Stored data -
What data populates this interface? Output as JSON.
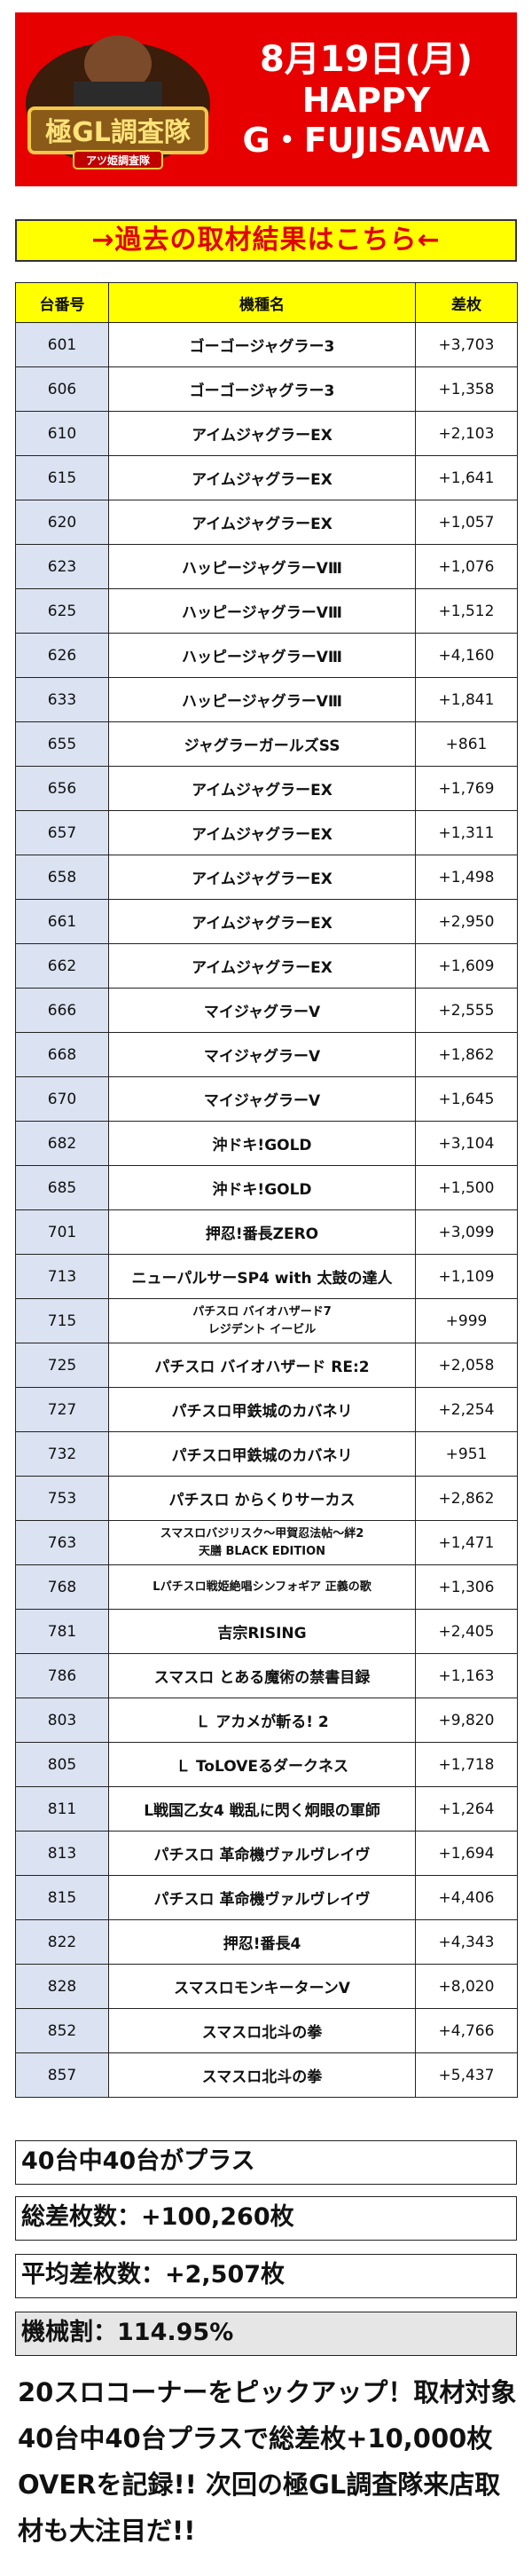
{
  "header": {
    "logo_text": "極GL調査隊",
    "logo_sub": "アツ姫調査隊",
    "date": "8月19日(月)",
    "line2": "HAPPY",
    "line3": "G・FUJISAWA"
  },
  "link_banner": "→過去の取材結果はこちら←",
  "table": {
    "headers": [
      "台番号",
      "機種名",
      "差枚"
    ],
    "rows": [
      {
        "num": "601",
        "machine": "ゴーゴージャグラー3",
        "diff": "+3,703"
      },
      {
        "num": "606",
        "machine": "ゴーゴージャグラー3",
        "diff": "+1,358"
      },
      {
        "num": "610",
        "machine": "アイムジャグラーEX",
        "diff": "+2,103"
      },
      {
        "num": "615",
        "machine": "アイムジャグラーEX",
        "diff": "+1,641"
      },
      {
        "num": "620",
        "machine": "アイムジャグラーEX",
        "diff": "+1,057"
      },
      {
        "num": "623",
        "machine": "ハッピージャグラーVⅢ",
        "diff": "+1,076"
      },
      {
        "num": "625",
        "machine": "ハッピージャグラーVⅢ",
        "diff": "+1,512"
      },
      {
        "num": "626",
        "machine": "ハッピージャグラーVⅢ",
        "diff": "+4,160"
      },
      {
        "num": "633",
        "machine": "ハッピージャグラーVⅢ",
        "diff": "+1,841"
      },
      {
        "num": "655",
        "machine": "ジャグラーガールズSS",
        "diff": "+861"
      },
      {
        "num": "656",
        "machine": "アイムジャグラーEX",
        "diff": "+1,769"
      },
      {
        "num": "657",
        "machine": "アイムジャグラーEX",
        "diff": "+1,311"
      },
      {
        "num": "658",
        "machine": "アイムジャグラーEX",
        "diff": "+1,498"
      },
      {
        "num": "661",
        "machine": "アイムジャグラーEX",
        "diff": "+2,950"
      },
      {
        "num": "662",
        "machine": "アイムジャグラーEX",
        "diff": "+1,609"
      },
      {
        "num": "666",
        "machine": "マイジャグラーV",
        "diff": "+2,555"
      },
      {
        "num": "668",
        "machine": "マイジャグラーV",
        "diff": "+1,862"
      },
      {
        "num": "670",
        "machine": "マイジャグラーV",
        "diff": "+1,645"
      },
      {
        "num": "682",
        "machine": "沖ドキ!GOLD",
        "diff": "+3,104"
      },
      {
        "num": "685",
        "machine": "沖ドキ!GOLD",
        "diff": "+1,500"
      },
      {
        "num": "701",
        "machine": "押忍!番長ZERO",
        "diff": "+3,099"
      },
      {
        "num": "713",
        "machine": "ニューパルサーSP4 with 太鼓の達人",
        "diff": "+1,109"
      },
      {
        "num": "715",
        "machine": "パチスロ バイオハザード7\nレジデント イービル",
        "diff": "+999",
        "small": true
      },
      {
        "num": "725",
        "machine": "パチスロ バイオハザード RE:2",
        "diff": "+2,058"
      },
      {
        "num": "727",
        "machine": "パチスロ甲鉄城のカバネリ",
        "diff": "+2,254"
      },
      {
        "num": "732",
        "machine": "パチスロ甲鉄城のカバネリ",
        "diff": "+951"
      },
      {
        "num": "753",
        "machine": "パチスロ からくりサーカス",
        "diff": "+2,862"
      },
      {
        "num": "763",
        "machine": "スマスロバジリスク～甲賀忍法帖～絆2\n天膳 BLACK EDITION",
        "diff": "+1,471",
        "small": true
      },
      {
        "num": "768",
        "machine": "Lパチスロ戦姫絶唱シンフォギア 正義の歌",
        "diff": "+1,306",
        "small": true
      },
      {
        "num": "781",
        "machine": "吉宗RISING",
        "diff": "+2,405"
      },
      {
        "num": "786",
        "machine": "スマスロ とある魔術の禁書目録",
        "diff": "+1,163"
      },
      {
        "num": "803",
        "machine": "Ｌ アカメが斬る! 2",
        "diff": "+9,820"
      },
      {
        "num": "805",
        "machine": "Ｌ ToLOVEるダークネス",
        "diff": "+1,718"
      },
      {
        "num": "811",
        "machine": "L戦国乙女4 戦乱に閃く炯眼の軍師",
        "diff": "+1,264"
      },
      {
        "num": "813",
        "machine": "パチスロ 革命機ヴァルヴレイヴ",
        "diff": "+1,694"
      },
      {
        "num": "815",
        "machine": "パチスロ 革命機ヴァルヴレイヴ",
        "diff": "+4,406"
      },
      {
        "num": "822",
        "machine": "押忍!番長4",
        "diff": "+4,343"
      },
      {
        "num": "828",
        "machine": "スマスロモンキーターンV",
        "diff": "+8,020"
      },
      {
        "num": "852",
        "machine": "スマスロ北斗の拳",
        "diff": "+4,766"
      },
      {
        "num": "857",
        "machine": "スマスロ北斗の拳",
        "diff": "+5,437"
      }
    ]
  },
  "summary": {
    "plus_count": "40台中40台がプラス",
    "total": "総差枚数：+100,260枚",
    "average": "平均差枚数：+2,507枚",
    "payout": "機械割：114.95%"
  },
  "comment": "20スロコーナーをピックアップ！取材対象40台中40台プラスで総差枚+10,000枚OVERを記録!! 次回の極GL調査隊来店取材も大注目だ!!",
  "colors": {
    "header_bg": "#e60000",
    "banner_bg": "#ffff00",
    "banner_text": "#e00000",
    "num_cell_bg": "#dbe2f1"
  }
}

Stated task -
Output an exact copy of the material, with the pictures removed.

Answer for the task -
What data populates this interface? Output as JSON.
{
  "header": {
    "logo_text": "極GL調査隊",
    "logo_sub": "アツ姫調査隊",
    "date": "8月19日(月)",
    "line2": "HAPPY",
    "line3": "G・FUJISAWA"
  },
  "link_banner": "→過去の取材結果はこちら←",
  "table": {
    "headers": [
      "台番号",
      "機種名",
      "差枚"
    ],
    "rows": [
      {
        "num": "601",
        "machine": "ゴーゴージャグラー3",
        "diff": "+3,703"
      },
      {
        "num": "606",
        "machine": "ゴーゴージャグラー3",
        "diff": "+1,358"
      },
      {
        "num": "610",
        "machine": "アイムジャグラーEX",
        "diff": "+2,103"
      },
      {
        "num": "615",
        "machine": "アイムジャグラーEX",
        "diff": "+1,641"
      },
      {
        "num": "620",
        "machine": "アイムジャグラーEX",
        "diff": "+1,057"
      },
      {
        "num": "623",
        "machine": "ハッピージャグラーVⅢ",
        "diff": "+1,076"
      },
      {
        "num": "625",
        "machine": "ハッピージャグラーVⅢ",
        "diff": "+1,512"
      },
      {
        "num": "626",
        "machine": "ハッピージャグラーVⅢ",
        "diff": "+4,160"
      },
      {
        "num": "633",
        "machine": "ハッピージャグラーVⅢ",
        "diff": "+1,841"
      },
      {
        "num": "655",
        "machine": "ジャグラーガールズSS",
        "diff": "+861"
      },
      {
        "num": "656",
        "machine": "アイムジャグラーEX",
        "diff": "+1,769"
      },
      {
        "num": "657",
        "machine": "アイムジャグラーEX",
        "diff": "+1,311"
      },
      {
        "num": "658",
        "machine": "アイムジャグラーEX",
        "diff": "+1,498"
      },
      {
        "num": "661",
        "machine": "アイムジャグラーEX",
        "diff": "+2,950"
      },
      {
        "num": "662",
        "machine": "アイムジャグラーEX",
        "diff": "+1,609"
      },
      {
        "num": "666",
        "machine": "マイジャグラーV",
        "diff": "+2,555"
      },
      {
        "num": "668",
        "machine": "マイジャグラーV",
        "diff": "+1,862"
      },
      {
        "num": "670",
        "machine": "マイジャグラーV",
        "diff": "+1,645"
      },
      {
        "num": "682",
        "machine": "沖ドキ!GOLD",
        "diff": "+3,104"
      },
      {
        "num": "685",
        "machine": "沖ドキ!GOLD",
        "diff": "+1,500"
      },
      {
        "num": "701",
        "machine": "押忍!番長ZERO",
        "diff": "+3,099"
      },
      {
        "num": "713",
        "machine": "ニューパルサーSP4 with 太鼓の達人",
        "diff": "+1,109"
      },
      {
        "num": "715",
        "machine": "パチスロ バイオハザード7\nレジデント イービル",
        "diff": "+999",
        "small": true
      },
      {
        "num": "725",
        "machine": "パチスロ バイオハザード RE:2",
        "diff": "+2,058"
      },
      {
        "num": "727",
        "machine": "パチスロ甲鉄城のカバネリ",
        "diff": "+2,254"
      },
      {
        "num": "732",
        "machine": "パチスロ甲鉄城のカバネリ",
        "diff": "+951"
      },
      {
        "num": "753",
        "machine": "パチスロ からくりサーカス",
        "diff": "+2,862"
      },
      {
        "num": "763",
        "machine": "スマスロバジリスク～甲賀忍法帖～絆2\n天膳 BLACK EDITION",
        "diff": "+1,471",
        "small": true
      },
      {
        "num": "768",
        "machine": "Lパチスロ戦姫絶唱シンフォギア 正義の歌",
        "diff": "+1,306",
        "small": true
      },
      {
        "num": "781",
        "machine": "吉宗RISING",
        "diff": "+2,405"
      },
      {
        "num": "786",
        "machine": "スマスロ とある魔術の禁書目録",
        "diff": "+1,163"
      },
      {
        "num": "803",
        "machine": "Ｌ アカメが斬る! 2",
        "diff": "+9,820"
      },
      {
        "num": "805",
        "machine": "Ｌ ToLOVEるダークネス",
        "diff": "+1,718"
      },
      {
        "num": "811",
        "machine": "L戦国乙女4 戦乱に閃く炯眼の軍師",
        "diff": "+1,264"
      },
      {
        "num": "813",
        "machine": "パチスロ 革命機ヴァルヴレイヴ",
        "diff": "+1,694"
      },
      {
        "num": "815",
        "machine": "パチスロ 革命機ヴァルヴレイヴ",
        "diff": "+4,406"
      },
      {
        "num": "822",
        "machine": "押忍!番長4",
        "diff": "+4,343"
      },
      {
        "num": "828",
        "machine": "スマスロモンキーターンV",
        "diff": "+8,020"
      },
      {
        "num": "852",
        "machine": "スマスロ北斗の拳",
        "diff": "+4,766"
      },
      {
        "num": "857",
        "machine": "スマスロ北斗の拳",
        "diff": "+5,437"
      }
    ]
  },
  "summary": {
    "plus_count": "40台中40台がプラス",
    "total": "総差枚数：+100,260枚",
    "average": "平均差枚数：+2,507枚",
    "payout": "機械割：114.95%"
  },
  "comment": "20スロコーナーをピックアップ！取材対象40台中40台プラスで総差枚+10,000枚OVERを記録!! 次回の極GL調査隊来店取材も大注目だ!!",
  "colors": {
    "header_bg": "#e60000",
    "banner_bg": "#ffff00",
    "banner_text": "#e00000",
    "num_cell_bg": "#dbe2f1"
  }
}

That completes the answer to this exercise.